Given exercise
For the data below, report the number of lines that contain the string "Архангельской" and nothing else.

Data shown
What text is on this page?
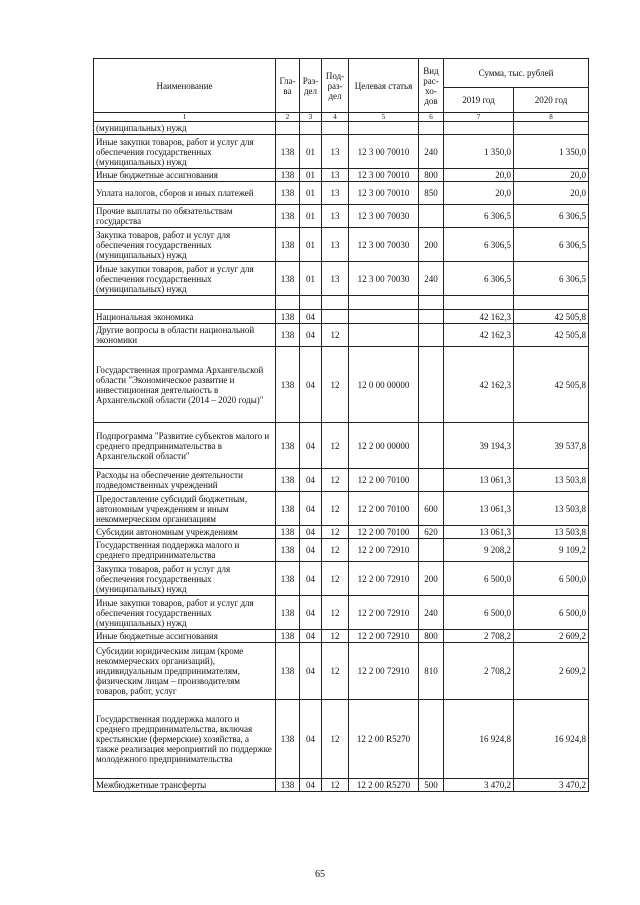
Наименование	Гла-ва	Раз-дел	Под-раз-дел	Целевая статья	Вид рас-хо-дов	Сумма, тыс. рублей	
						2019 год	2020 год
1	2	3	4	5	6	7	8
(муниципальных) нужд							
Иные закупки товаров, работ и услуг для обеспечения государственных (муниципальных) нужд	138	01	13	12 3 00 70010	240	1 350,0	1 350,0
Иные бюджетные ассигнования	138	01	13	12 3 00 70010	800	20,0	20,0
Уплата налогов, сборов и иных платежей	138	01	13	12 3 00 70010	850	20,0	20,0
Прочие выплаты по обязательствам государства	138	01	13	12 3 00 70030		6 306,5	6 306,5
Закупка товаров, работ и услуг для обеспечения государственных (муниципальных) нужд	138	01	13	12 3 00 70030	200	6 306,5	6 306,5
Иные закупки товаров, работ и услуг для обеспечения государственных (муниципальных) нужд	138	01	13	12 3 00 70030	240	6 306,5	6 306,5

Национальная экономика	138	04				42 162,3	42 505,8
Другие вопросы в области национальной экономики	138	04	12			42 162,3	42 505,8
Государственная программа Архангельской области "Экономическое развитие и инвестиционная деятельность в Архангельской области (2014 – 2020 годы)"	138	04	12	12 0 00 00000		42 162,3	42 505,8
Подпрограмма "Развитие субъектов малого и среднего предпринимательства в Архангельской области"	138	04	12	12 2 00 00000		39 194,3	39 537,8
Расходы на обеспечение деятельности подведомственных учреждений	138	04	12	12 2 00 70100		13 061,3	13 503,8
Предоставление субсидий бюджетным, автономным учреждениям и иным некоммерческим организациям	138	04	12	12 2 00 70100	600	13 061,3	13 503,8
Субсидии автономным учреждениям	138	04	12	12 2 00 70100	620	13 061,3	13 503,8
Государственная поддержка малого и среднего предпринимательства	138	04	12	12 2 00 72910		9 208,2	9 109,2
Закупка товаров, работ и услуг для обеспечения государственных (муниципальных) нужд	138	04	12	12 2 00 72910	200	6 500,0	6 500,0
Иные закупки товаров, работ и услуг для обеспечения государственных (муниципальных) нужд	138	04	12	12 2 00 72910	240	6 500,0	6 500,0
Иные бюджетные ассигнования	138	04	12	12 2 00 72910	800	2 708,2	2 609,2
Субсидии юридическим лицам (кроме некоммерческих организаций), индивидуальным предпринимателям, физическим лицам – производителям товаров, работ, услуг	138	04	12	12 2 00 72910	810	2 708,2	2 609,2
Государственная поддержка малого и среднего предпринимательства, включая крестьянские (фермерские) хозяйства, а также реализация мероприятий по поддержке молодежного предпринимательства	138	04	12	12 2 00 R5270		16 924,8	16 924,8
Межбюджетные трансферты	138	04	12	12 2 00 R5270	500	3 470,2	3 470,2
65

==

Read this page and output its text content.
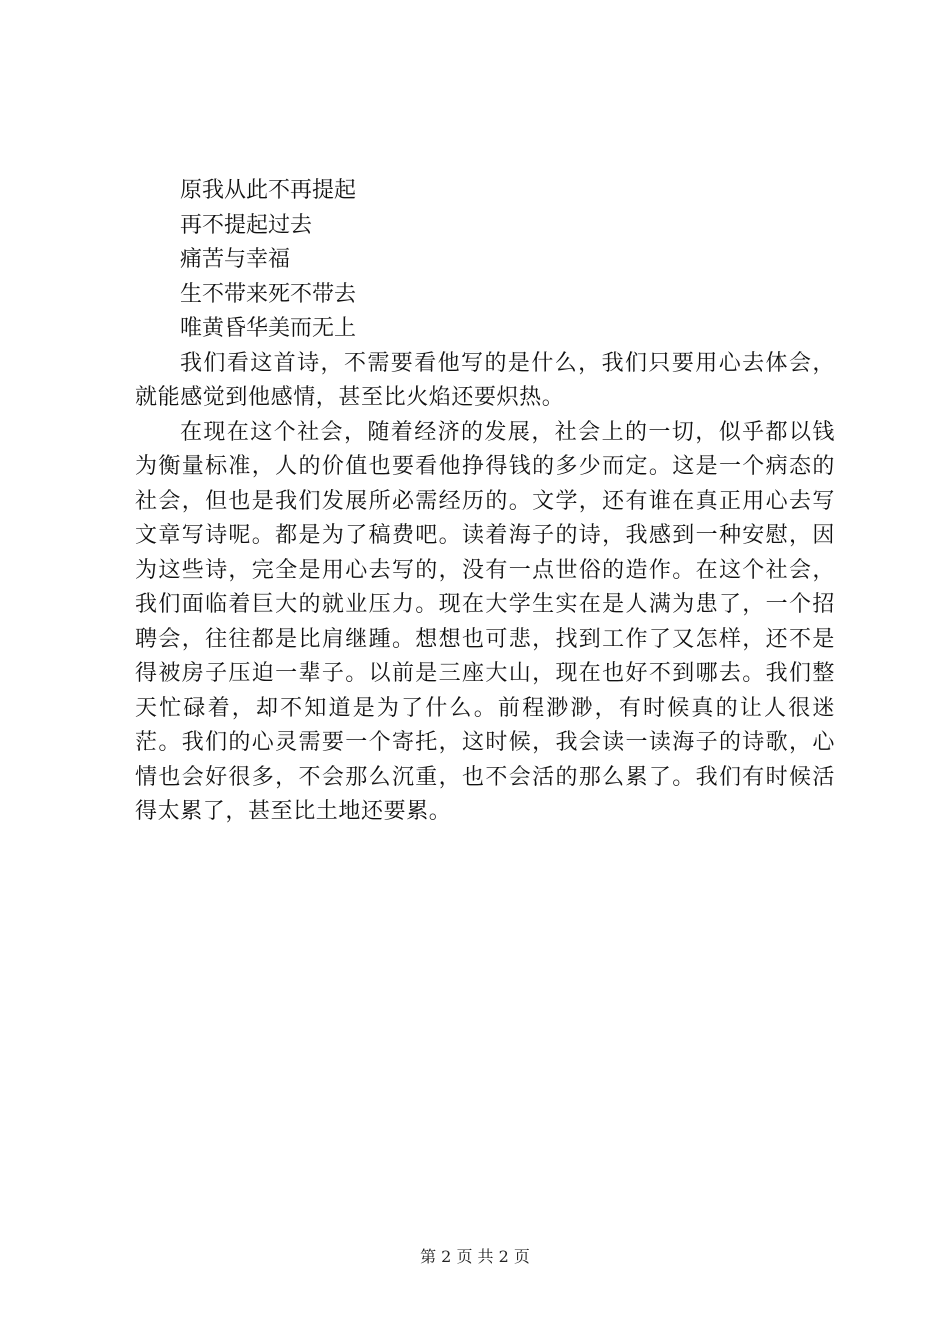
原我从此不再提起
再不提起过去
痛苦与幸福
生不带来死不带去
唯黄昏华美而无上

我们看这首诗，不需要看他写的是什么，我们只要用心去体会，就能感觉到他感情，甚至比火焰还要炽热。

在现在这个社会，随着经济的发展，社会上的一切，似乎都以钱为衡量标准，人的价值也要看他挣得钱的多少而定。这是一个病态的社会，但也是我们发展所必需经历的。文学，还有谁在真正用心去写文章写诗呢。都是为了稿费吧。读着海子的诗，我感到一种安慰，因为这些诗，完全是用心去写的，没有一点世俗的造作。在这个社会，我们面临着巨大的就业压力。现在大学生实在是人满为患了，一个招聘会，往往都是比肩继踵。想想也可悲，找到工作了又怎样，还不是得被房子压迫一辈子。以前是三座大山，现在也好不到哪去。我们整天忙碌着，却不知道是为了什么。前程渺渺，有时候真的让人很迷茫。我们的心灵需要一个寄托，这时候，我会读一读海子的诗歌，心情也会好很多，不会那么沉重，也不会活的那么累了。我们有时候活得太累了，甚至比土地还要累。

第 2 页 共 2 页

Output for this task
2